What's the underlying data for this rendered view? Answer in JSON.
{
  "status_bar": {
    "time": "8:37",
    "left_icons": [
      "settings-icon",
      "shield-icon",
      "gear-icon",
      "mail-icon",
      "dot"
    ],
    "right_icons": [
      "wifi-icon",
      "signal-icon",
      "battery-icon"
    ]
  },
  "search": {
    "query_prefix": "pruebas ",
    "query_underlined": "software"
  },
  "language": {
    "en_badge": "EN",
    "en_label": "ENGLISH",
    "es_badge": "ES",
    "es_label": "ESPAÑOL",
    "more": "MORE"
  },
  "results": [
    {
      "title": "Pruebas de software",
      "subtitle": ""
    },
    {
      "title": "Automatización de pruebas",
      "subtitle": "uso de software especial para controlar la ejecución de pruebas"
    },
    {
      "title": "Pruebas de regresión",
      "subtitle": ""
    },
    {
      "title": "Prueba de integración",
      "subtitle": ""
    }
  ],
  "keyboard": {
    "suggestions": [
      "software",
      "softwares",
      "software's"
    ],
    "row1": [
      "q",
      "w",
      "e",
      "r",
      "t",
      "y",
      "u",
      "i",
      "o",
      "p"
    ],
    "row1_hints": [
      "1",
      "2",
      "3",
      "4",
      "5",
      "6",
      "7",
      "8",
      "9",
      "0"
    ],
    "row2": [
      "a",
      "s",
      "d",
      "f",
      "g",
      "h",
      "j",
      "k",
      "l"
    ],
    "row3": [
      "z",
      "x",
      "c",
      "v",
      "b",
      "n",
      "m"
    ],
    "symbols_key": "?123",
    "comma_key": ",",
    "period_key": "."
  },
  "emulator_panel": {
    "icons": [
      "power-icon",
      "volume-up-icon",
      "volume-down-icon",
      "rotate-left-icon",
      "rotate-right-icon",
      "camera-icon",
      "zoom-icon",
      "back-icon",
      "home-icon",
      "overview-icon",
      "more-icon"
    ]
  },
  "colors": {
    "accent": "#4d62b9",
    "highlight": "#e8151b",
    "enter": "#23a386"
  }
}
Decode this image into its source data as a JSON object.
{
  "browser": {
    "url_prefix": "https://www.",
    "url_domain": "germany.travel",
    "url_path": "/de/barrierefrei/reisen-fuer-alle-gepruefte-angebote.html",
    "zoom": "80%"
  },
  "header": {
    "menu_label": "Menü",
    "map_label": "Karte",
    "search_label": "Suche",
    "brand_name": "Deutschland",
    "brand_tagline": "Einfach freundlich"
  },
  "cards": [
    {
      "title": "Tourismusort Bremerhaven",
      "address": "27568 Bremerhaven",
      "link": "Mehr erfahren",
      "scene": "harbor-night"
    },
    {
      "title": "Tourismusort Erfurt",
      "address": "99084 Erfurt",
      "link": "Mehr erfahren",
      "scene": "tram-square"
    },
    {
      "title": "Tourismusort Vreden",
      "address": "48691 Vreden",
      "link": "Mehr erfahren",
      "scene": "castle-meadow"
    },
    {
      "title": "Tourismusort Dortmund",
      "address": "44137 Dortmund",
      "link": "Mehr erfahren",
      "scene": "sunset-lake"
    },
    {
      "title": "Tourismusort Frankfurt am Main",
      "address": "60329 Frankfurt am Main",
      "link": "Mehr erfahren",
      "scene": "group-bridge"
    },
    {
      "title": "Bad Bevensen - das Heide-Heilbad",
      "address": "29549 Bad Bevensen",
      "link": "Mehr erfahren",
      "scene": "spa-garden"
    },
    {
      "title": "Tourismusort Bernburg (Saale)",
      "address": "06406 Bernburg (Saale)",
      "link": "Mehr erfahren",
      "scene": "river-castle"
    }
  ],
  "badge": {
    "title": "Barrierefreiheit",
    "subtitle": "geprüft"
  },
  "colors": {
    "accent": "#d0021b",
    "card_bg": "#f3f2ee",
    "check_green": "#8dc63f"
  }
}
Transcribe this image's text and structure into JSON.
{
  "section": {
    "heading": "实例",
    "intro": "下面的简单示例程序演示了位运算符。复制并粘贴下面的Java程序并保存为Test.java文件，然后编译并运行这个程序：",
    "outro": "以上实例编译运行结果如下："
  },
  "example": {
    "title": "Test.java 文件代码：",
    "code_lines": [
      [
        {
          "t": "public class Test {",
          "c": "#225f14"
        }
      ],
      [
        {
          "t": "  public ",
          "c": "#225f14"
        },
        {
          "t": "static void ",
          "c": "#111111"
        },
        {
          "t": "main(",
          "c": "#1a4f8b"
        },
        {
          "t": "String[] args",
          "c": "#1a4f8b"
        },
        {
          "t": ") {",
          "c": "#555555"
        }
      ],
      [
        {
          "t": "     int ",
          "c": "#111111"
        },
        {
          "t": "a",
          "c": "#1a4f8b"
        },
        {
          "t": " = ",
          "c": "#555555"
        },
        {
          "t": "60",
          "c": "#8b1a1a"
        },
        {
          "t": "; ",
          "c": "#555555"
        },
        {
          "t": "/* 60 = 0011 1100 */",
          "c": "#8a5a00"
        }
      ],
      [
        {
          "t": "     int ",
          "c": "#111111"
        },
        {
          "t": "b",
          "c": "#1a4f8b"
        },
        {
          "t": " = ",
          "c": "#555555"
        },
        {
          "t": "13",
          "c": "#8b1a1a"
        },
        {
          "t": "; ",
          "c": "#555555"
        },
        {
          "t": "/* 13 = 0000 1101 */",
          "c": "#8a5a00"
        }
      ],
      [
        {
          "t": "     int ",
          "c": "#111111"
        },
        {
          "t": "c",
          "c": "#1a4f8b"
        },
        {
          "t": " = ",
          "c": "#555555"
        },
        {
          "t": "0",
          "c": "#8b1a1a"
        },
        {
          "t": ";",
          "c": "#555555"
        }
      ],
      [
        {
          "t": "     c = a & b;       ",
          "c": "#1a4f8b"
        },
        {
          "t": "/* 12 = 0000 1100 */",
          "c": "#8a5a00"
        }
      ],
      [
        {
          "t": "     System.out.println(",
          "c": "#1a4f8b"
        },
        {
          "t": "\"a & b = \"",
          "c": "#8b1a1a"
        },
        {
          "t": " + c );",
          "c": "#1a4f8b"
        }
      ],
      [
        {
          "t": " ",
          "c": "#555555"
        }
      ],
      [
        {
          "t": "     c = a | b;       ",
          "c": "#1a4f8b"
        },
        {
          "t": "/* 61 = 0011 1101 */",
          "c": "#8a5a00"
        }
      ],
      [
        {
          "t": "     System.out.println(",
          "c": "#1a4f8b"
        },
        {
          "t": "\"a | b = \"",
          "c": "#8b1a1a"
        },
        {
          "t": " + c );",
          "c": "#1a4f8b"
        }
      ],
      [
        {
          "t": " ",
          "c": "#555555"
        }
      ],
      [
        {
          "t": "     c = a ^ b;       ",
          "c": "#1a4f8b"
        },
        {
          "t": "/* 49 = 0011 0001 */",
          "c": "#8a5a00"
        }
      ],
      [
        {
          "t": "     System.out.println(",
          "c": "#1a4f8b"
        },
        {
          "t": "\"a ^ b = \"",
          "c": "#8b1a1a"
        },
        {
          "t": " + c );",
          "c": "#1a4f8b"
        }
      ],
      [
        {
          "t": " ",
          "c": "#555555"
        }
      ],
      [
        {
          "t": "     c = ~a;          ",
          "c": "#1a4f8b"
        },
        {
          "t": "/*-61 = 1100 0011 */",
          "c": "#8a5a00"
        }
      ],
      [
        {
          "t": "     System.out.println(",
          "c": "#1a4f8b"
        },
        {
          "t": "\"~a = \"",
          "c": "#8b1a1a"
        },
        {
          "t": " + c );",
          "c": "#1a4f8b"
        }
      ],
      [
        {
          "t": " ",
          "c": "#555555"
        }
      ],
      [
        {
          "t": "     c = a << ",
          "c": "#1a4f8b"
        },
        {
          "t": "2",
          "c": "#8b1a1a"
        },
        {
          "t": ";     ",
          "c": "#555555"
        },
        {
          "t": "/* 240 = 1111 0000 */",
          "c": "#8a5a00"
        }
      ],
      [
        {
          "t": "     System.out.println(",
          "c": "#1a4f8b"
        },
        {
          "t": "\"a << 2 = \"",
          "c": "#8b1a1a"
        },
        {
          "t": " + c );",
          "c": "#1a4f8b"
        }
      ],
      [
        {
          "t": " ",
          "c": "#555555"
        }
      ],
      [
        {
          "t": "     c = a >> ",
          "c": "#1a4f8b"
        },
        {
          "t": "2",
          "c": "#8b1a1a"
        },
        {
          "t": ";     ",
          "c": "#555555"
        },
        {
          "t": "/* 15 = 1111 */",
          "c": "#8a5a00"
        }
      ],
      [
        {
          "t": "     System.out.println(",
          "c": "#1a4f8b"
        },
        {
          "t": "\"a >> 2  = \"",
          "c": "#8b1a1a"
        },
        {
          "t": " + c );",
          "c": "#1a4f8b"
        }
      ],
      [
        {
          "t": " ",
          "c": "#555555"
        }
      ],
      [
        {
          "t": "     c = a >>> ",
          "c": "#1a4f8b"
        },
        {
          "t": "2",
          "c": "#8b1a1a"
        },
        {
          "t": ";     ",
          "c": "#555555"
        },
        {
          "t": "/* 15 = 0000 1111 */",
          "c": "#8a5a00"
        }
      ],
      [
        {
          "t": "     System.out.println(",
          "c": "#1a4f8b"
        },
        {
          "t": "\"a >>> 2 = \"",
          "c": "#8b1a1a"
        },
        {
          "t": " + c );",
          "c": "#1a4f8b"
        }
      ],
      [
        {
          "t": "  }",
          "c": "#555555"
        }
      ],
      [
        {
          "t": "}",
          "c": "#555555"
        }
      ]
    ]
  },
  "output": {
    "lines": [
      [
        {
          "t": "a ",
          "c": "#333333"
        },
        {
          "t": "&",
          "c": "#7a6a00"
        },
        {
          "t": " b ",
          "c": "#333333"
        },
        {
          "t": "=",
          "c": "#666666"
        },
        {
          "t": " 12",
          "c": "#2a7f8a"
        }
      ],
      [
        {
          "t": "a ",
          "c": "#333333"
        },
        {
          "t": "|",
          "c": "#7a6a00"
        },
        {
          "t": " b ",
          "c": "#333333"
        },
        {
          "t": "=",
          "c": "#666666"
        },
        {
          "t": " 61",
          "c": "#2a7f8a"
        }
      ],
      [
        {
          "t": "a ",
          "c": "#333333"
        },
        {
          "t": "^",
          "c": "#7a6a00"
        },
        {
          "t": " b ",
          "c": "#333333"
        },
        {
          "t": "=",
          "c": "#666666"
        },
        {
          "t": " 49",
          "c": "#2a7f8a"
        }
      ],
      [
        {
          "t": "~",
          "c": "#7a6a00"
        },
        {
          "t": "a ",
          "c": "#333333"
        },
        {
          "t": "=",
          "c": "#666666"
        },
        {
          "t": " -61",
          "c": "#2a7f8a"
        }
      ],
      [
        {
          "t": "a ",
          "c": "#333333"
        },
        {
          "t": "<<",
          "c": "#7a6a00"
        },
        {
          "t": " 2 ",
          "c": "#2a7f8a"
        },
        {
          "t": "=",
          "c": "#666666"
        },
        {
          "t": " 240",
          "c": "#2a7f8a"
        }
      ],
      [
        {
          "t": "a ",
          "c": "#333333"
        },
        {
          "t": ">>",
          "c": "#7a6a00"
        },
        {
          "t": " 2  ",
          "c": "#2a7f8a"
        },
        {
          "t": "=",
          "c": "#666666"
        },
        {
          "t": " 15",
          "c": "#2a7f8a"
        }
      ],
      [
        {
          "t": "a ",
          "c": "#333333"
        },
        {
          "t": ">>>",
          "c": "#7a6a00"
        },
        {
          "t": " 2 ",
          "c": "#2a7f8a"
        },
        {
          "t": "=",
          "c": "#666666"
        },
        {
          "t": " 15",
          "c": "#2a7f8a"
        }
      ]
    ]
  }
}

+++++

Say how many lines include the word "Frankfurt"; reply with the number alone.

◆ Task answer
2